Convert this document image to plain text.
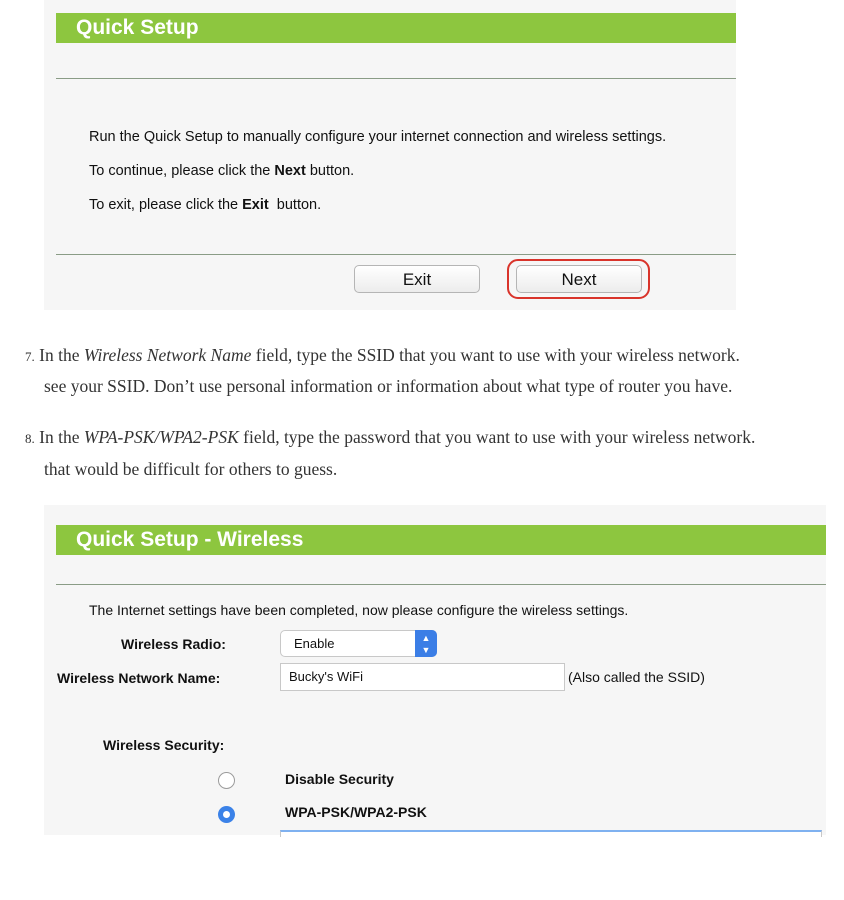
Quick Setup
Run the Quick Setup to manually configure your internet connection and wireless settings.
To continue, please click the Next button.
To exit, please click the Exit  button.
Exit	Next
7. In the Wireless Network Name field, type the SSID that you want to use with your wireless network.
see your SSID. Don’t use personal information or information about what type of router you have.
8. In the WPA-PSK/WPA2-PSK field, type the password that you want to use with your wireless network.
that would be difficult for others to guess.
Quick Setup - Wireless
The Internet settings have been completed, now please configure the wireless settings.
Wireless Radio:	Enable	▲
▼
Wireless Network Name:	Bucky's WiFi	(Also called the SSID)
Wireless Security:
Disable Security
WPA-PSK/WPA2-PSK
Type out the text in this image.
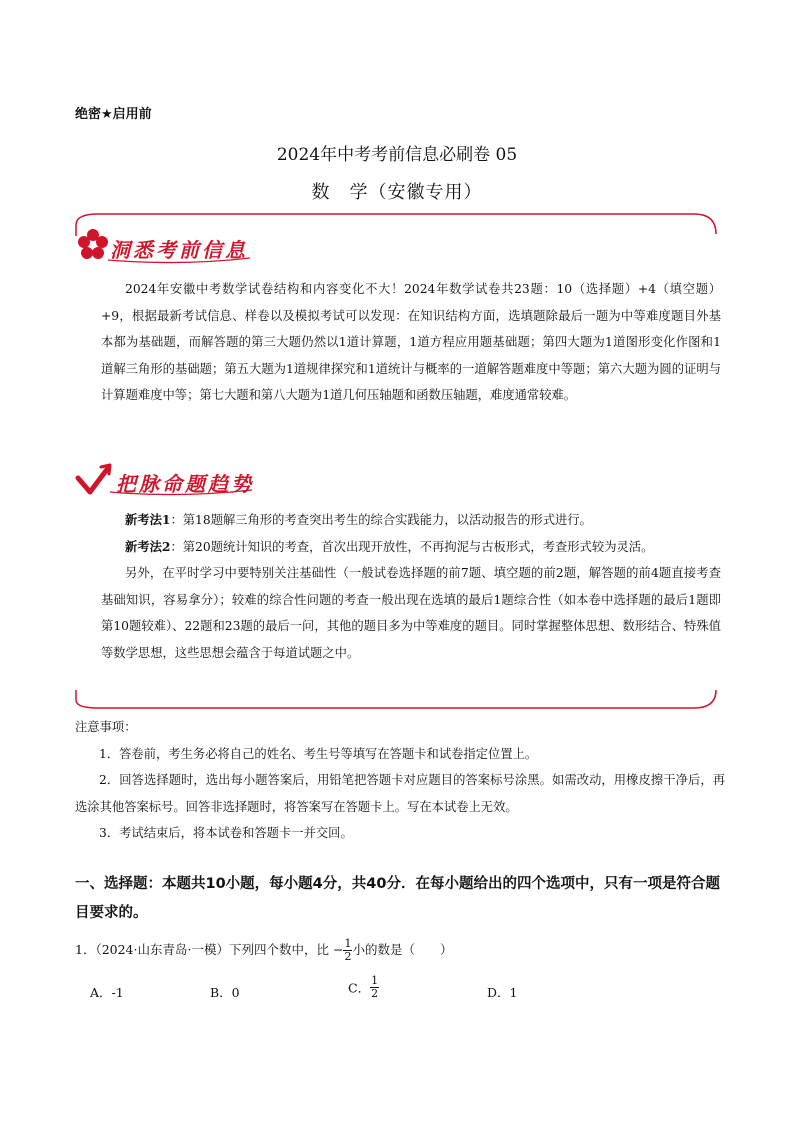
绝密★启用前
2024年中考考前信息必刷卷 05
数　学（安徽专用）
洞悉考前信息
2024年安徽中考数学试卷结构和内容变化不大！2024年数学试卷共23题：10（选择题）+4（填空题）+9，根据最新考试信息、样卷以及模拟考试可以发现：在知识结构方面，选填题除最后一题为中等难度题目外基本都为基础题，而解答题的第三大题仍然以1道计算题，1道方程应用题基础题；第四大题为1道图形变化作图和1道解三角形的基础题；第五大题为1道规律探究和1道统计与概率的一道解答题难度中等题；第六大题为圆的证明与计算题难度中等；第七大题和第八大题为1道几何压轴题和函数压轴题，难度通常较难。
把脉命题趋势

新考法1：第18题解三角形的考查突出考生的综合实践能力，以活动报告的形式进行。

新考法2：第20题统计知识的考查，首次出现开放性，不再拘泥与古板形式，考查形式较为灵活。

另外，在平时学习中要特别关注基础性（一般试卷选择题的前7题、填空题的前2题，解答题的前4题直接考查基础知识，容易拿分）；较难的综合性问题的考查一般出现在选填的最后1题综合性（如本卷中选择题的最后1题即第10题较难）、22题和23题的最后一问，其他的题目多为中等难度的题目。同时掌握整体思想、数形结合、特殊值等数学思想，这些思想会蕴含于每道试题之中。

注意事项：

1．答卷前，考生务必将自己的姓名、考生号等填写在答题卡和试卷指定位置上。

2．回答选择题时，选出每小题答案后，用铅笔把答题卡对应题目的答案标号涂黑。如需改动，用橡皮擦干净后，再选涂其他答案标号。回答非选择题时，将答案写在答题卡上。写在本试卷上无效。

3．考试结束后，将本试卷和答题卡一并交回。

一、选择题：本题共10小题，每小题4分，共40分．在每小题给出的四个选项中，只有一项是符合题目要求的。
1．（2024·山东青岛·一模）下列四个数中，比 − $\frac{1}{2}$ 小的数是（　　）
A．-1	B．0	C． $\frac{1}{2}$	D．1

*GOAL:*
Retype the records above exactly, starting at the line that contains "Type out the text in this image." and going through the last line, and leave out any pictures.

*CORRECT ANSWER:*
Type out the text in this image.
绝密★启用前
2024年中考考前信息必刷卷 05
数　学（安徽专用）
洞悉考前信息
2024年安徽中考数学试卷结构和内容变化不大！2024年数学试卷共23题：10（选择题）+4（填空题）+9，根据最新考试信息、样卷以及模拟考试可以发现：在知识结构方面，选填题除最后一题为中等难度题目外基本都为基础题，而解答题的第三大题仍然以1道计算题，1道方程应用题基础题；第四大题为1道图形变化作图和1道解三角形的基础题；第五大题为1道规律探究和1道统计与概率的一道解答题难度中等题；第六大题为圆的证明与计算题难度中等；第七大题和第八大题为1道几何压轴题和函数压轴题，难度通常较难。
把脉命题趋势

新考法1：第18题解三角形的考查突出考生的综合实践能力，以活动报告的形式进行。

新考法2：第20题统计知识的考查，首次出现开放性，不再拘泥与古板形式，考查形式较为灵活。

另外，在平时学习中要特别关注基础性（一般试卷选择题的前7题、填空题的前2题，解答题的前4题直接考查基础知识，容易拿分）；较难的综合性问题的考查一般出现在选填的最后1题综合性（如本卷中选择题的最后1题即第10题较难）、22题和23题的最后一问，其他的题目多为中等难度的题目。同时掌握整体思想、数形结合、特殊值等数学思想，这些思想会蕴含于每道试题之中。

注意事项：

1．答卷前，考生务必将自己的姓名、考生号等填写在答题卡和试卷指定位置上。

2．回答选择题时，选出每小题答案后，用铅笔把答题卡对应题目的答案标号涂黑。如需改动，用橡皮擦干净后，再选涂其他答案标号。回答非选择题时，将答案写在答题卡上。写在本试卷上无效。

3．考试结束后，将本试卷和答题卡一并交回。

一、选择题：本题共10小题，每小题4分，共40分．在每小题给出的四个选项中，只有一项是符合题目要求的。
1．（2024·山东青岛·一模）下列四个数中，比 − $\frac{1}{2}$ 小的数是（　　）
A．-1	B．0	C． $\frac{1}{2}$	D．1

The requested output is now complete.